Provided records »
------------------------------------------------------------------------

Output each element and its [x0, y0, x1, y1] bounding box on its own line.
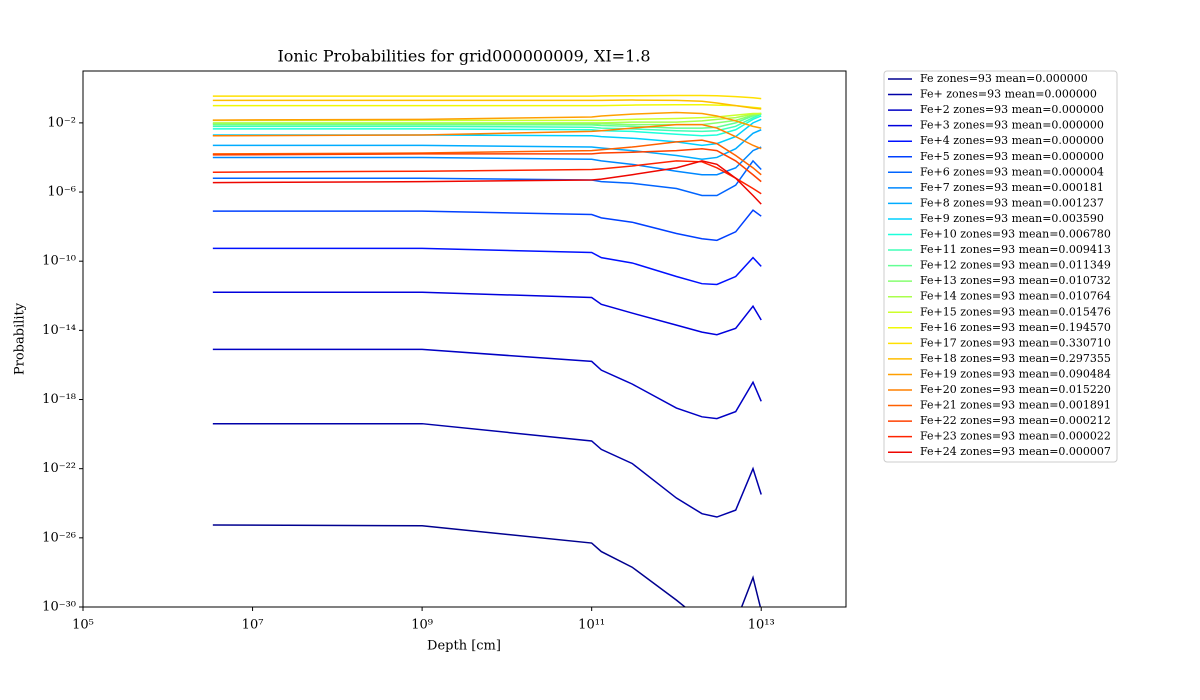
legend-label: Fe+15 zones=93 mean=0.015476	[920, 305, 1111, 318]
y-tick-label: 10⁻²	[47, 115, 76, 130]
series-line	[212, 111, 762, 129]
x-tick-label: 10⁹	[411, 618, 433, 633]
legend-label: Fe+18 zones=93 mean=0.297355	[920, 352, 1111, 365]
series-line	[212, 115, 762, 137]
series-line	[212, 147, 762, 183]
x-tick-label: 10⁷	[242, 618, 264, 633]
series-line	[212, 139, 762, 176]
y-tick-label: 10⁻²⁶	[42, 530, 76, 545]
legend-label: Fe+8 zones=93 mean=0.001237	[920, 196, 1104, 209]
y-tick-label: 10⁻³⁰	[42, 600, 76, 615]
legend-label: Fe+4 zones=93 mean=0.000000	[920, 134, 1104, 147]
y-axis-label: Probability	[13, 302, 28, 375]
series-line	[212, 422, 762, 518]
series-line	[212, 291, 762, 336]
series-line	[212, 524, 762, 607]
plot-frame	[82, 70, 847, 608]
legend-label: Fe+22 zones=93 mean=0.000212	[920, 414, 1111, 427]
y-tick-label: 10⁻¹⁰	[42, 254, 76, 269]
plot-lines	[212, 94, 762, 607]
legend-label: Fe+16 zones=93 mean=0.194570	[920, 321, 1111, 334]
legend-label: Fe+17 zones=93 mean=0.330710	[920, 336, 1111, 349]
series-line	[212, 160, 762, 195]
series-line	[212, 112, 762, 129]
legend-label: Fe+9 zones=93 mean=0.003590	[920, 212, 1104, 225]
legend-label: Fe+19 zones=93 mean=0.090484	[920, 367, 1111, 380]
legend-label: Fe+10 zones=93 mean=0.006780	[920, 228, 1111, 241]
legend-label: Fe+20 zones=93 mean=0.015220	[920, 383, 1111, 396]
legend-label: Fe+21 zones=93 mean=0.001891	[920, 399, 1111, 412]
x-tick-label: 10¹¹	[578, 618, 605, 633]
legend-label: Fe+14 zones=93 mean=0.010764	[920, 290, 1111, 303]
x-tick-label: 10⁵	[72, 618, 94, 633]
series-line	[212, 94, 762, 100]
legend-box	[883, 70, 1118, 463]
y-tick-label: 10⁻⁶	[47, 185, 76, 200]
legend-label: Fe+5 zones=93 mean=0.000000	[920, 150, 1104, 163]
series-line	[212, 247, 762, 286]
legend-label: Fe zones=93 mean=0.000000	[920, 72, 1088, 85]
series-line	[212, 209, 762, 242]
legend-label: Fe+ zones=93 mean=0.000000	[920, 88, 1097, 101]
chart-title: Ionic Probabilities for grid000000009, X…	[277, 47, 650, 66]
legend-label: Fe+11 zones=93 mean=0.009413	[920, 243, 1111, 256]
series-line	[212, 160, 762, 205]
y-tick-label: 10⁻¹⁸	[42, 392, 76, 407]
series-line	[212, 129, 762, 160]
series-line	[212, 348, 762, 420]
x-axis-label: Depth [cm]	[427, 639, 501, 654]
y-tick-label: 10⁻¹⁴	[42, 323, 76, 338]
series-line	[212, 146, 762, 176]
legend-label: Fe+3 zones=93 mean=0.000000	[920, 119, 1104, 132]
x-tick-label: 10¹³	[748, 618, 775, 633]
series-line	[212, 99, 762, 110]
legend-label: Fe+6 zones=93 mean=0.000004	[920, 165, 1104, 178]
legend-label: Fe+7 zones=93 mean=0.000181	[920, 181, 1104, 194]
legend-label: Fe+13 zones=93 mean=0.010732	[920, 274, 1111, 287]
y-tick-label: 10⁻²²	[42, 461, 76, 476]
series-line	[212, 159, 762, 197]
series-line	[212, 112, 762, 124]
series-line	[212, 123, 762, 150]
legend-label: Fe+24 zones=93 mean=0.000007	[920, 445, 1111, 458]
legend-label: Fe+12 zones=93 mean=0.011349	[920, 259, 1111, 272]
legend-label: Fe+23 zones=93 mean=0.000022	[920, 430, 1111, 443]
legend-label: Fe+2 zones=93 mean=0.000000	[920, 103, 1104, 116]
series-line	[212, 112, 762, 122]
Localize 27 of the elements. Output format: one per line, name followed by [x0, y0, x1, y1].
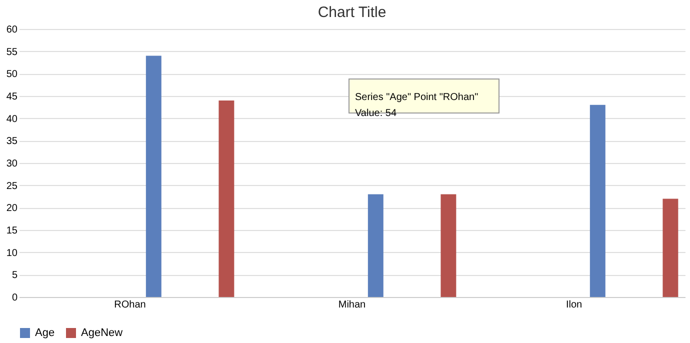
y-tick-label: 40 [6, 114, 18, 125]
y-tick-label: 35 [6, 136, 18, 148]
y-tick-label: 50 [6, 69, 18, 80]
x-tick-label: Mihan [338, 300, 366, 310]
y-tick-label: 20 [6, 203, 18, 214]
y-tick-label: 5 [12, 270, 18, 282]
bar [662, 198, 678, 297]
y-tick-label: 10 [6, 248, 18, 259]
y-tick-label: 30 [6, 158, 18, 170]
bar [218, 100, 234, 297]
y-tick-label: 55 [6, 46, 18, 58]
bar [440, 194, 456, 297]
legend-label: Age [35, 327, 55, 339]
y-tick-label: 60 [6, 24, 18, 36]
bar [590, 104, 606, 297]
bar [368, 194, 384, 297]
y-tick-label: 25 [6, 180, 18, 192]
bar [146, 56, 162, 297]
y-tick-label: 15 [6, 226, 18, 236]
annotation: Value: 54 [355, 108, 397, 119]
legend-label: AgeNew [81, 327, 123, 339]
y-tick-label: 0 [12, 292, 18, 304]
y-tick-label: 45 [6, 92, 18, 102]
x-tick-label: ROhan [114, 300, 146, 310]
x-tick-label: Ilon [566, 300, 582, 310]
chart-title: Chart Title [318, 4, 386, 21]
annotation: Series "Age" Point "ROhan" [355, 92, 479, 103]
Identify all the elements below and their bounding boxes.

------------------------------------------------------------------------

What is expected » Write out every line of the items above exactly as they appear, leaving out the pictures.

Complete answer »
Output each element and its [x0, y0, x1, y1] bounding box on its own line.
legend-label: Fe+15 zones=93 mean=0.015476	[920, 305, 1111, 318]
y-tick-label: 10⁻²	[47, 115, 76, 130]
series-line	[212, 111, 762, 129]
x-tick-label: 10⁹	[411, 618, 433, 633]
legend-label: Fe+18 zones=93 mean=0.297355	[920, 352, 1111, 365]
series-line	[212, 115, 762, 137]
series-line	[212, 147, 762, 183]
x-tick-label: 10⁷	[242, 618, 264, 633]
series-line	[212, 139, 762, 176]
y-tick-label: 10⁻²⁶	[42, 530, 76, 545]
legend-label: Fe+8 zones=93 mean=0.001237	[920, 196, 1104, 209]
y-tick-label: 10⁻³⁰	[42, 600, 76, 615]
legend-label: Fe+4 zones=93 mean=0.000000	[920, 134, 1104, 147]
y-axis-label: Probability	[13, 302, 28, 375]
series-line	[212, 422, 762, 518]
series-line	[212, 291, 762, 336]
series-line	[212, 524, 762, 607]
plot-frame	[82, 70, 847, 608]
legend-label: Fe+22 zones=93 mean=0.000212	[920, 414, 1111, 427]
y-tick-label: 10⁻¹⁰	[42, 254, 76, 269]
plot-lines	[212, 94, 762, 607]
legend-label: Fe+16 zones=93 mean=0.194570	[920, 321, 1111, 334]
legend-label: Fe+17 zones=93 mean=0.330710	[920, 336, 1111, 349]
series-line	[212, 160, 762, 195]
series-line	[212, 112, 762, 129]
legend-label: Fe+9 zones=93 mean=0.003590	[920, 212, 1104, 225]
legend-label: Fe+19 zones=93 mean=0.090484	[920, 367, 1111, 380]
legend-label: Fe+10 zones=93 mean=0.006780	[920, 228, 1111, 241]
legend-label: Fe+20 zones=93 mean=0.015220	[920, 383, 1111, 396]
legend-label: Fe+21 zones=93 mean=0.001891	[920, 399, 1111, 412]
x-tick-label: 10¹¹	[578, 618, 605, 633]
legend-label: Fe+14 zones=93 mean=0.010764	[920, 290, 1111, 303]
x-tick-label: 10⁵	[72, 618, 94, 633]
series-line	[212, 94, 762, 100]
legend-box	[883, 70, 1118, 463]
y-tick-label: 10⁻⁶	[47, 185, 76, 200]
legend-label: Fe+5 zones=93 mean=0.000000	[920, 150, 1104, 163]
series-line	[212, 247, 762, 286]
legend-label: Fe zones=93 mean=0.000000	[920, 72, 1088, 85]
series-line	[212, 209, 762, 242]
legend-label: Fe+ zones=93 mean=0.000000	[920, 88, 1097, 101]
chart-title: Ionic Probabilities for grid000000009, X…	[277, 47, 650, 66]
legend-label: Fe+11 zones=93 mean=0.009413	[920, 243, 1111, 256]
series-line	[212, 160, 762, 205]
y-tick-label: 10⁻¹⁸	[42, 392, 76, 407]
series-line	[212, 129, 762, 160]
series-line	[212, 348, 762, 420]
x-axis-label: Depth [cm]	[427, 639, 501, 654]
y-tick-label: 10⁻¹⁴	[42, 323, 76, 338]
series-line	[212, 146, 762, 176]
legend-label: Fe+3 zones=93 mean=0.000000	[920, 119, 1104, 132]
x-tick-label: 10¹³	[748, 618, 775, 633]
series-line	[212, 99, 762, 110]
legend-label: Fe+6 zones=93 mean=0.000004	[920, 165, 1104, 178]
legend-label: Fe+7 zones=93 mean=0.000181	[920, 181, 1104, 194]
legend-label: Fe+13 zones=93 mean=0.010732	[920, 274, 1111, 287]
y-tick-label: 10⁻²²	[42, 461, 76, 476]
series-line	[212, 159, 762, 197]
series-line	[212, 112, 762, 124]
series-line	[212, 123, 762, 150]
legend-label: Fe+24 zones=93 mean=0.000007	[920, 445, 1111, 458]
legend-label: Fe+12 zones=93 mean=0.011349	[920, 259, 1111, 272]
legend-label: Fe+23 zones=93 mean=0.000022	[920, 430, 1111, 443]
legend-label: Fe+2 zones=93 mean=0.000000	[920, 103, 1104, 116]
series-line	[212, 112, 762, 122]
Localize 27 of the elements. Output format: one per line, name followed by [x0, y0, x1, y1].
y-tick-label: 40 [6, 114, 18, 125]
y-tick-label: 35 [6, 136, 18, 148]
y-tick-label: 50 [6, 69, 18, 80]
x-tick-label: Mihan [338, 300, 366, 310]
y-tick-label: 20 [6, 203, 18, 214]
y-tick-label: 5 [12, 270, 18, 282]
bar [662, 198, 678, 297]
y-tick-label: 10 [6, 248, 18, 259]
y-tick-label: 30 [6, 158, 18, 170]
bar [218, 100, 234, 297]
y-tick-label: 55 [6, 46, 18, 58]
bar [440, 194, 456, 297]
legend-label: Age [35, 327, 55, 339]
y-tick-label: 60 [6, 24, 18, 36]
bar [590, 104, 606, 297]
bar [368, 194, 384, 297]
y-tick-label: 25 [6, 180, 18, 192]
bar [146, 56, 162, 297]
y-tick-label: 15 [6, 226, 18, 236]
annotation: Value: 54 [355, 108, 397, 119]
legend-label: AgeNew [81, 327, 123, 339]
y-tick-label: 0 [12, 292, 18, 304]
y-tick-label: 45 [6, 92, 18, 102]
x-tick-label: ROhan [114, 300, 146, 310]
x-tick-label: Ilon [566, 300, 582, 310]
chart-title: Chart Title [318, 4, 386, 21]
annotation: Series "Age" Point "ROhan" [355, 92, 479, 103]
Identify all the elements below and their bounding boxes.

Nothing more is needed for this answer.